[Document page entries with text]
"""
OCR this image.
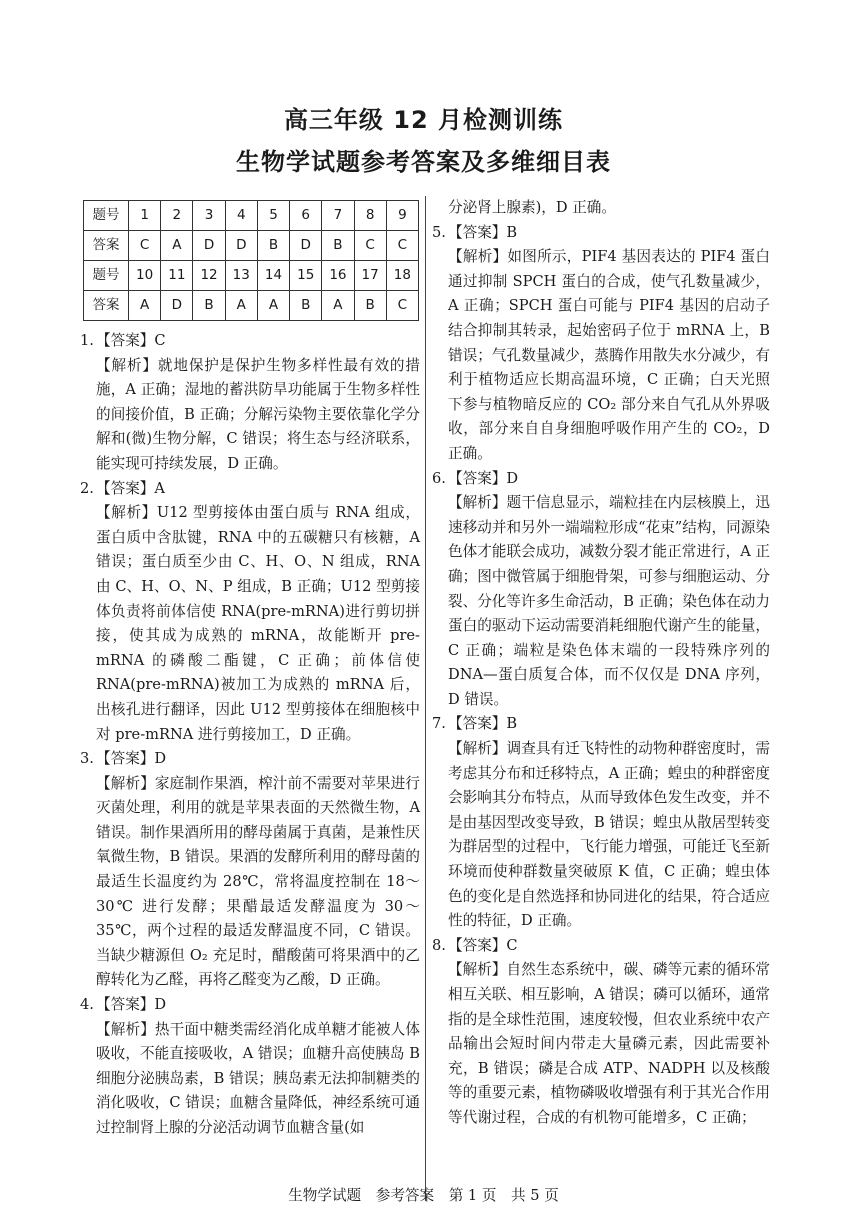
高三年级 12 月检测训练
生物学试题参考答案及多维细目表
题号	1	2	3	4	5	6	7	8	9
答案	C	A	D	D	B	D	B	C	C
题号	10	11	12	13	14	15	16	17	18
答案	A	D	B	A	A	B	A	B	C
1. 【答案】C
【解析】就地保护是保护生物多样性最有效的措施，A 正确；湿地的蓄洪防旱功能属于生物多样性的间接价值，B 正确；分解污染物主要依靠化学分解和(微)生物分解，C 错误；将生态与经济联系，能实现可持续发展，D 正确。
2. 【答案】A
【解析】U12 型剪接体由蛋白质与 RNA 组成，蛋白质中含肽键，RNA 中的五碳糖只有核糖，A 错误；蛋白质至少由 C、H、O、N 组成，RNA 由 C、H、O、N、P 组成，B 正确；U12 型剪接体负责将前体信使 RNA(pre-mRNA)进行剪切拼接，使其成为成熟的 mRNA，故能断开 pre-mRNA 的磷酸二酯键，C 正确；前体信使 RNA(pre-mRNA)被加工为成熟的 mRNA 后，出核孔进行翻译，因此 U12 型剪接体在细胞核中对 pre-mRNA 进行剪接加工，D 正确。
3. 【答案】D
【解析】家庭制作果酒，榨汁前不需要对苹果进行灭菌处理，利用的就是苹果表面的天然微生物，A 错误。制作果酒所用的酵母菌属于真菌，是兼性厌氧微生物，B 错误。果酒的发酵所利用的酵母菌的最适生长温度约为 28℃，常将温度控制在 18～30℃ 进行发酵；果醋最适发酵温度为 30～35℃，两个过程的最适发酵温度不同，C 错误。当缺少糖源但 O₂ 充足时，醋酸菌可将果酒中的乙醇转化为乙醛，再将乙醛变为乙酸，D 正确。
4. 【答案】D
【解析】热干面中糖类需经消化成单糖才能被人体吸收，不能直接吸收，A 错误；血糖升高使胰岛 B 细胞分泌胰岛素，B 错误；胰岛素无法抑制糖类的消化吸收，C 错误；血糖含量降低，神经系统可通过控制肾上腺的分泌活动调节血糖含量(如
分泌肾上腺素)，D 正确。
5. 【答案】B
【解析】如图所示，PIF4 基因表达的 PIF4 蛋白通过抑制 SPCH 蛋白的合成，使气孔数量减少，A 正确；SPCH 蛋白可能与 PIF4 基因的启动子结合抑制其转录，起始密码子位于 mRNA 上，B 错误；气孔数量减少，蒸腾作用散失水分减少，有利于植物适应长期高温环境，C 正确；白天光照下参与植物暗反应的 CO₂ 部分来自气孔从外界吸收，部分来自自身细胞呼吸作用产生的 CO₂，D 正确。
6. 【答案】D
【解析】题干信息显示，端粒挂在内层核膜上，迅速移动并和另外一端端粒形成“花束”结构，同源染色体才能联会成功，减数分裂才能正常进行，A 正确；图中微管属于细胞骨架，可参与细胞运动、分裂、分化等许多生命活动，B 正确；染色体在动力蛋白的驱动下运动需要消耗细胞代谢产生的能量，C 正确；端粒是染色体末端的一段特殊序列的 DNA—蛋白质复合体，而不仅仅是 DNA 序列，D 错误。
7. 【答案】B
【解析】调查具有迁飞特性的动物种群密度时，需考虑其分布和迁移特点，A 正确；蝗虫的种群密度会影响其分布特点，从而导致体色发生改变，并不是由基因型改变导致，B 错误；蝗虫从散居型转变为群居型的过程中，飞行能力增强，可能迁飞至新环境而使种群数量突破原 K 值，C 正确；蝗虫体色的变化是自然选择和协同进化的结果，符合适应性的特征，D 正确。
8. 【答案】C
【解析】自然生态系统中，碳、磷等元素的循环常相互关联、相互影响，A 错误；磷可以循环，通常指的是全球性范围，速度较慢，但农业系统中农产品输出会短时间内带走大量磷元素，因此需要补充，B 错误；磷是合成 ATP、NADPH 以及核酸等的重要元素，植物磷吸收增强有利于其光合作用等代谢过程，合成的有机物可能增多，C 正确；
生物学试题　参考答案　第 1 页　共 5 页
"""
"""
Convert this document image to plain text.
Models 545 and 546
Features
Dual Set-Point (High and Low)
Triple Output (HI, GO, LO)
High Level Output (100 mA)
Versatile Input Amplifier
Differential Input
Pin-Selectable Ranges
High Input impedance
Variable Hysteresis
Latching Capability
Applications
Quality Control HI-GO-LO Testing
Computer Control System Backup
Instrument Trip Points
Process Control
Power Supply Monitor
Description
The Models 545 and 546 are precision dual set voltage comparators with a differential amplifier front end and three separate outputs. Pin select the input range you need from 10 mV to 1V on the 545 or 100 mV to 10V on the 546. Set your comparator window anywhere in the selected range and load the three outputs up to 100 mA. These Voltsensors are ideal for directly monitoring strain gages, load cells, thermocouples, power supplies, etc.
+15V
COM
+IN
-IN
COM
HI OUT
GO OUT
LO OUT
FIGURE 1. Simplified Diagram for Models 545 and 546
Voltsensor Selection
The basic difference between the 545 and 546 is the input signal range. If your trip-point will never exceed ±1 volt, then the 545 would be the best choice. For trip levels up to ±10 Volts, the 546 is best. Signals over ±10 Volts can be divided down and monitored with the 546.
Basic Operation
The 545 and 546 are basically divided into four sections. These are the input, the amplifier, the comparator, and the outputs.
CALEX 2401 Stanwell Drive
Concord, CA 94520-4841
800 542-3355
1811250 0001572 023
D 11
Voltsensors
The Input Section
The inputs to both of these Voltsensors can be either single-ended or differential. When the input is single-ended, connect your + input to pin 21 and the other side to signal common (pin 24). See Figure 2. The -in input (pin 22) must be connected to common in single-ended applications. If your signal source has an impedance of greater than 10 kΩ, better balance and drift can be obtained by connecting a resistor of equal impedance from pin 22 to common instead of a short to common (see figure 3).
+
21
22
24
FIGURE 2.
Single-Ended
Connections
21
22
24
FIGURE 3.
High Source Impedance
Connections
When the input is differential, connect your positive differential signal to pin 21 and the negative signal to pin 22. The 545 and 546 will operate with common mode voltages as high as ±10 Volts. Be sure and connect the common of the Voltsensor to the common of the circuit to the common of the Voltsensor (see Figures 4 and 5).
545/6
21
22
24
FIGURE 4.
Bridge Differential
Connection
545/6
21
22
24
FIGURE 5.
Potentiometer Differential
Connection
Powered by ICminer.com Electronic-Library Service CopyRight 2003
"""
"""
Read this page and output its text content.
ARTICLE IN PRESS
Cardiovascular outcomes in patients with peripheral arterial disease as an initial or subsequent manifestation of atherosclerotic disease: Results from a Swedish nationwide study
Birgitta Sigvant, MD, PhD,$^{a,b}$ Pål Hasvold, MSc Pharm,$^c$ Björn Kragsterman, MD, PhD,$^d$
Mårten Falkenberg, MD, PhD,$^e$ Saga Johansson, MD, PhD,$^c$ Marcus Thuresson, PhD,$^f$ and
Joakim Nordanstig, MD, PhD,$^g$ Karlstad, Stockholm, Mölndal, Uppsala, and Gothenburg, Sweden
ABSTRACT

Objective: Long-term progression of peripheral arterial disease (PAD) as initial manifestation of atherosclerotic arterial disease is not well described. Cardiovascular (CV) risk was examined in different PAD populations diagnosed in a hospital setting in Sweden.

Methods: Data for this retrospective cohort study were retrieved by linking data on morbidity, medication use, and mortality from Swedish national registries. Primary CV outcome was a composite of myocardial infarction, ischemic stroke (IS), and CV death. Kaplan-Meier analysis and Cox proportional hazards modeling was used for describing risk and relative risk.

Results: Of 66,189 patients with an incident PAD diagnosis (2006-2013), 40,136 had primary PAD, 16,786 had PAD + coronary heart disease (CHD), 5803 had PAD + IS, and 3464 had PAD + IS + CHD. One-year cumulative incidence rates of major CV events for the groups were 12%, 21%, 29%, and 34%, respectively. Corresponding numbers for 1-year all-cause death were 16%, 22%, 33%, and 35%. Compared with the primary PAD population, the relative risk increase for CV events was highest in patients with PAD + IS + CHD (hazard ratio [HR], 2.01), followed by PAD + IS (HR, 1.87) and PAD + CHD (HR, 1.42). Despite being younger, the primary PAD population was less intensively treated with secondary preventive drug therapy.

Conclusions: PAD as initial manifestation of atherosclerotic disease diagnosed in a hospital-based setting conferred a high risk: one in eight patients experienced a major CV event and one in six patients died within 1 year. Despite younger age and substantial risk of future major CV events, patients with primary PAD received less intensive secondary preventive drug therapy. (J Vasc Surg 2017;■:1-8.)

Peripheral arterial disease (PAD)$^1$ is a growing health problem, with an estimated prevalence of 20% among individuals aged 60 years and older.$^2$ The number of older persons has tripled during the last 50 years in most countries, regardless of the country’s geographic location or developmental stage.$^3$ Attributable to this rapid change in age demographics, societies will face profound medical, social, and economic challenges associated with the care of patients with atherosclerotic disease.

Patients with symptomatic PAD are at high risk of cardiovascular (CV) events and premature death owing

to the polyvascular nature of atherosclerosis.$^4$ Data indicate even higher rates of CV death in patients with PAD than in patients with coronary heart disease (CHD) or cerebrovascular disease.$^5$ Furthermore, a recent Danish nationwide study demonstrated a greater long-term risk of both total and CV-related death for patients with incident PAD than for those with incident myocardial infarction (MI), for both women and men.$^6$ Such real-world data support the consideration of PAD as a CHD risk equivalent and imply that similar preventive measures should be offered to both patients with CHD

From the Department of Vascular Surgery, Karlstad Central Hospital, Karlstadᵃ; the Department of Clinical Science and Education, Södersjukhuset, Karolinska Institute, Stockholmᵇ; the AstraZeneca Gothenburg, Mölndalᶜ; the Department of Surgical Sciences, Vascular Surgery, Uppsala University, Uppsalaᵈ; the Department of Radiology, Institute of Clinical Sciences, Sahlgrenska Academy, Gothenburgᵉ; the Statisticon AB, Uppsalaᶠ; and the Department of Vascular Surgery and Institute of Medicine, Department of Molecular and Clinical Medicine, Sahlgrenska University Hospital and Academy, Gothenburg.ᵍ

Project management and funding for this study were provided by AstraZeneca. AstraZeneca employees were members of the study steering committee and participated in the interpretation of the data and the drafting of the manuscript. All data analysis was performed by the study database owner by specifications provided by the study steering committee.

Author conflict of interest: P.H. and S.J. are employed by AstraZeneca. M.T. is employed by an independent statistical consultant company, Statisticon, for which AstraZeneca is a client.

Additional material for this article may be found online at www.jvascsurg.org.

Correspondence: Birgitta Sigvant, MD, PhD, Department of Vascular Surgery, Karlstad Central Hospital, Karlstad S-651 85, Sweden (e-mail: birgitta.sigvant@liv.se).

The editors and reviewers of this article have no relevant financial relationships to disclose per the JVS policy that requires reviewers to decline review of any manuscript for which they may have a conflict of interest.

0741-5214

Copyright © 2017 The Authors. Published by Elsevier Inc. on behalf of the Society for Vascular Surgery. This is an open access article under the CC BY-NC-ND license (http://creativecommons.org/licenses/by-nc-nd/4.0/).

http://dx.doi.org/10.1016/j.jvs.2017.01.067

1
"""
[Task description]
Report the number of lines in the entries above that include the word "manuscript" and add nothing to it.

[Written answer]
2